Written instruction:
Return all lines that include the string "Control".

Supplied material:
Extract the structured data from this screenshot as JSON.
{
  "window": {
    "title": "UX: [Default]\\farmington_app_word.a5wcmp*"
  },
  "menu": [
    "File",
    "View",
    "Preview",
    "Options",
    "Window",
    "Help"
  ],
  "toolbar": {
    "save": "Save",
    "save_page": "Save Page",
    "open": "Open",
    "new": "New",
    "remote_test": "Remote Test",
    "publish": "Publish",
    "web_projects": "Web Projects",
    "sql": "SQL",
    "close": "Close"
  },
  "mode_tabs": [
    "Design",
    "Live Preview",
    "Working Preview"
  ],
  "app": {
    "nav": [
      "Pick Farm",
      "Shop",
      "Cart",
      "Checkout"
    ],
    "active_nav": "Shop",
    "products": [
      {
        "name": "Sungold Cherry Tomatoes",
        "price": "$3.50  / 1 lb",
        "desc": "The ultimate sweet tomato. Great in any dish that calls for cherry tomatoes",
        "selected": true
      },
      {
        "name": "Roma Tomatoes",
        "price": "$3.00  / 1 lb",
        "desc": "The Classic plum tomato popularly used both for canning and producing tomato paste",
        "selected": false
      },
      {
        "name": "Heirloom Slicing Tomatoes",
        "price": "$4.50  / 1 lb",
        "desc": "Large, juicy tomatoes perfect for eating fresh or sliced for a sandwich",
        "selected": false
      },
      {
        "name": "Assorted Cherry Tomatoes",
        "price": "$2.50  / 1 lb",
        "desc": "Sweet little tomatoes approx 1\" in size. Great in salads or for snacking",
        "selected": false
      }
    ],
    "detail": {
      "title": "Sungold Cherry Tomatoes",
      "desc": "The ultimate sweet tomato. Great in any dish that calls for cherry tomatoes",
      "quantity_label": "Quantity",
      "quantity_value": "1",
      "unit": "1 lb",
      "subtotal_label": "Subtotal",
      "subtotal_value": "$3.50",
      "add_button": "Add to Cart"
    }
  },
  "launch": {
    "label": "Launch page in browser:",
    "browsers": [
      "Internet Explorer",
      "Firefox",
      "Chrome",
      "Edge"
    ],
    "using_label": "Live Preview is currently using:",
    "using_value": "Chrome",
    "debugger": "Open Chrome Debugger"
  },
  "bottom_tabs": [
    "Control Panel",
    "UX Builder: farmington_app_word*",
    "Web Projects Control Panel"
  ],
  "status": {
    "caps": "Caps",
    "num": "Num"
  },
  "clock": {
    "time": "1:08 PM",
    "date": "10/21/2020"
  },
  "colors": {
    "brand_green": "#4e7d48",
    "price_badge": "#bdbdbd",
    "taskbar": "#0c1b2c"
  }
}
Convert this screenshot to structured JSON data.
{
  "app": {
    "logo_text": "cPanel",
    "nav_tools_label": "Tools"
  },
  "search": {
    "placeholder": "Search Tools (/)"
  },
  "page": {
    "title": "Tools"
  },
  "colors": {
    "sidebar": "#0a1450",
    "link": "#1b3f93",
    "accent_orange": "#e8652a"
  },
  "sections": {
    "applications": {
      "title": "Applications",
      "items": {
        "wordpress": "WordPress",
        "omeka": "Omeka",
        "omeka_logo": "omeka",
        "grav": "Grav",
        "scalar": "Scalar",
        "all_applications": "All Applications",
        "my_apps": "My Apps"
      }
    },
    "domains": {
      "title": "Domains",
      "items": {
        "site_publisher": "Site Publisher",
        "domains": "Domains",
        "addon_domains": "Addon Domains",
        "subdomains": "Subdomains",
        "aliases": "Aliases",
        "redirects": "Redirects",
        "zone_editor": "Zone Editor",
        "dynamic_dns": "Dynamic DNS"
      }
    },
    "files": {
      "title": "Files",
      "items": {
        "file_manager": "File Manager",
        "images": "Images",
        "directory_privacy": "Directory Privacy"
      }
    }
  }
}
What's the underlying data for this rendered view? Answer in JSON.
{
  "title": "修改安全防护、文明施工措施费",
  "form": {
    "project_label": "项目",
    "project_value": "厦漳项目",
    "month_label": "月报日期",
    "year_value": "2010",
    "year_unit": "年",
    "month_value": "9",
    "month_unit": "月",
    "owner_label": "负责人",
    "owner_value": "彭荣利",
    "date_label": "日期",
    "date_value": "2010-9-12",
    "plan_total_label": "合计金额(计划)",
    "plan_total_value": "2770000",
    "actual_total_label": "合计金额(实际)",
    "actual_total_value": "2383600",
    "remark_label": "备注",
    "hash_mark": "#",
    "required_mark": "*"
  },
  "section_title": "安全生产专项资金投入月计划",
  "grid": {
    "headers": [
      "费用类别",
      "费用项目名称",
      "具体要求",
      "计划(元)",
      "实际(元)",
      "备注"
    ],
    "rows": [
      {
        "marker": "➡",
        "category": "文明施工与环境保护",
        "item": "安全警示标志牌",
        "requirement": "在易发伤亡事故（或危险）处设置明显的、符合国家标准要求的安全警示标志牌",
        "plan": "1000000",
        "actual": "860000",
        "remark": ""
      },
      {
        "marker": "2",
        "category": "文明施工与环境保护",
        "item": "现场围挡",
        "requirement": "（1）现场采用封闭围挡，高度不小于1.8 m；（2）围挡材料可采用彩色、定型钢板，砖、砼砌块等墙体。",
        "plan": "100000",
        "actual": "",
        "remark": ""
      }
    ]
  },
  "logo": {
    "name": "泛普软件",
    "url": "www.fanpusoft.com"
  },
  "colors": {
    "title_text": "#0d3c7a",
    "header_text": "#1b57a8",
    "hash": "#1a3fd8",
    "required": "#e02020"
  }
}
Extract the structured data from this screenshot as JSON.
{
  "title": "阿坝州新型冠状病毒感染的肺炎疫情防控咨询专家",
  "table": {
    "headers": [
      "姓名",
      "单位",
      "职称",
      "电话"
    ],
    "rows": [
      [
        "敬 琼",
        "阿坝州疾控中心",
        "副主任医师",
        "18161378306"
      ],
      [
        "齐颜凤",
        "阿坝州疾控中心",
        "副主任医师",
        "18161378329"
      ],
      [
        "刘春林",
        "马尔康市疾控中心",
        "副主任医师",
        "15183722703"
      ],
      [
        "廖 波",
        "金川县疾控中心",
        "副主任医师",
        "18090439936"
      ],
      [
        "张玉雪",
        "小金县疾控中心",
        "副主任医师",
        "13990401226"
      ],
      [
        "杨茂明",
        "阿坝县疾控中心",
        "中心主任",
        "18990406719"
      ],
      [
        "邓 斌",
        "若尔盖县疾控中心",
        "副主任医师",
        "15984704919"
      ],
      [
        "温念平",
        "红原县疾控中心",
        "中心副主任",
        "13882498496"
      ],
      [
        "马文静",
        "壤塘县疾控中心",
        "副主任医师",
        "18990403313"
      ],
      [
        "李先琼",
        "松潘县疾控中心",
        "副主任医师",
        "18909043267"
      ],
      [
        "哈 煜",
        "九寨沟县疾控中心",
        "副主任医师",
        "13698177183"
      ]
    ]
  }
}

Answer to this problem:
    "Control Panel",
    "Web Projects Control Panel"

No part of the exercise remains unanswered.